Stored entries
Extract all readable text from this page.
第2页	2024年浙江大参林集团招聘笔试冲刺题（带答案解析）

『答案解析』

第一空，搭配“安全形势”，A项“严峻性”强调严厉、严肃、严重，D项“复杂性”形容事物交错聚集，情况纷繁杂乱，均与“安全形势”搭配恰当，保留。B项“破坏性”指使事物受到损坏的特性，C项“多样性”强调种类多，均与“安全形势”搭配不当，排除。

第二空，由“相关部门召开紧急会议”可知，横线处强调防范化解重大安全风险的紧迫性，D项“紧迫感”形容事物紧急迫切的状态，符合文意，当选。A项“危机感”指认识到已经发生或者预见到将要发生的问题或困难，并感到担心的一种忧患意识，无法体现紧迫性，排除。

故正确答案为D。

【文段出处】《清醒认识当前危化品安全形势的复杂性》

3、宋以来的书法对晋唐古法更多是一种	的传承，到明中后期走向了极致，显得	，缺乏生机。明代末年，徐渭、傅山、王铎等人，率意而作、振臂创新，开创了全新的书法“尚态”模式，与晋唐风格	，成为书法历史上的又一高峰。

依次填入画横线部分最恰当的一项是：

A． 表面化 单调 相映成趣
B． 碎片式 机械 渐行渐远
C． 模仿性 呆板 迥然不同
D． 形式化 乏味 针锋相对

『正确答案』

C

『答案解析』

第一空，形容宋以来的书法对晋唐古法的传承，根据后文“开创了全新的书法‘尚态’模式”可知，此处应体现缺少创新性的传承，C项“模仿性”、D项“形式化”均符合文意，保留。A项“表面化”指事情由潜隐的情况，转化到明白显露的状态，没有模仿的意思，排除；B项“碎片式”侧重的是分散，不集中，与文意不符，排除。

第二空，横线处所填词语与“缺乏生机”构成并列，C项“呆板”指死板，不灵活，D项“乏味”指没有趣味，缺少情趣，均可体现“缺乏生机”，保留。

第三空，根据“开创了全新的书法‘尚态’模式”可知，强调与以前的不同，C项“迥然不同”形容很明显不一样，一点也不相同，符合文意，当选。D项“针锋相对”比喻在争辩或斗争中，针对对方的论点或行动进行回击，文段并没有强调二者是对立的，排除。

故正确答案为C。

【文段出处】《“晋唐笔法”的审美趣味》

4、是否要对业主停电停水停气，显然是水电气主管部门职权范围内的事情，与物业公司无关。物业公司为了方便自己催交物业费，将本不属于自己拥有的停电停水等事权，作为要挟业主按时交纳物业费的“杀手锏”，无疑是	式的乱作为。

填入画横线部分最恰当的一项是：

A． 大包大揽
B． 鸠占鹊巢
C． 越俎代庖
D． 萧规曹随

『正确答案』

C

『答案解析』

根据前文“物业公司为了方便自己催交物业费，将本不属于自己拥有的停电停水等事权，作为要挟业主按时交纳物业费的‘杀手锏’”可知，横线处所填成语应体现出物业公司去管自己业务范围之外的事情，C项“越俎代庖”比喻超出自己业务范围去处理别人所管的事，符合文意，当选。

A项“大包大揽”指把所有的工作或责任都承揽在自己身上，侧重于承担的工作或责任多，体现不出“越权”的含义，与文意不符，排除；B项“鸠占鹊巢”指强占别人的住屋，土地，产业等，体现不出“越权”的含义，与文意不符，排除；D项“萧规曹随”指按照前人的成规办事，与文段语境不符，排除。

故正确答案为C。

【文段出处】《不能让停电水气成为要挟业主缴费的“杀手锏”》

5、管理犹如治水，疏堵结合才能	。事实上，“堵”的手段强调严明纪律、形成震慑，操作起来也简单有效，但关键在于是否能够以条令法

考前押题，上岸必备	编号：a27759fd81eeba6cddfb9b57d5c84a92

• Your goal
Give every line of the material that includes the string "文段出处".

• Problem solution
【文段出处】《清醒认识当前危化品安全形势的复杂性》
【文段出处】《“晋唐笔法”的审美趣味》
【文段出处】《不能让停电水气成为要挟业主缴费的“杀手锏”》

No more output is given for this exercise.